**Exercise description:** Print each of the entries exactly, leaving nothing out.

**Records for processing:**
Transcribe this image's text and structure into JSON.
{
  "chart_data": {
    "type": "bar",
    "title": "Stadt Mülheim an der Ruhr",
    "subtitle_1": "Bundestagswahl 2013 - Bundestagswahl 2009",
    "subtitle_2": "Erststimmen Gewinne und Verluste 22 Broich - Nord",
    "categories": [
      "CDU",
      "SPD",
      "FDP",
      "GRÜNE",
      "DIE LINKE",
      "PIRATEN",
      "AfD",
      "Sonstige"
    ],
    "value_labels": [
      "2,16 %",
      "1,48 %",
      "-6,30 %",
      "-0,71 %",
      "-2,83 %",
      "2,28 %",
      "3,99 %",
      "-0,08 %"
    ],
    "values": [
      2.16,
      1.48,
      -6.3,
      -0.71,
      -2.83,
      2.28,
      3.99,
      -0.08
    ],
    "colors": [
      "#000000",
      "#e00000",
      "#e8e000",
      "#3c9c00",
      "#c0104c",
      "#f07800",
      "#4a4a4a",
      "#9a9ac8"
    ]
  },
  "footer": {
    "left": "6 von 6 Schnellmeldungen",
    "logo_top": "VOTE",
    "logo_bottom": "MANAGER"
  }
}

**Task solution:**
Transcribe this image's text and structure into JSON.
{
  "chart_data": {
    "type": "bar",
    "title": "Stadt Mülheim an der Ruhr",
    "subtitle_1": "Bundestagswahl 2013 - Bundestagswahl 2009",
    "subtitle_2": "Erststimmen Gewinne und Verluste 22 Broich - Nord",
    "categories": [
      "CDU",
      "SPD",
      "FDP",
      "GRÜNE",
      "DIE LINKE",
      "PIRATEN",
      "AfD",
      "Sonstige"
    ],
    "value_labels": [
      "2,16 %",
      "1,48 %",
      "-6,30 %",
      "-0,71 %",
      "-2,83 %",
      "2,28 %",
      "3,99 %",
      "-0,08 %"
    ],
    "values": [
      2.16,
      1.48,
      -6.3,
      -0.71,
      -2.83,
      2.28,
      3.99,
      -0.08
    ],
    "colors": [
      "#000000",
      "#e00000",
      "#e8e000",
      "#3c9c00",
      "#c0104c",
      "#f07800",
      "#4a4a4a",
      "#9a9ac8"
    ]
  },
  "footer": {
    "left": "6 von 6 Schnellmeldungen",
    "logo_top": "VOTE",
    "logo_bottom": "MANAGER"
  }
}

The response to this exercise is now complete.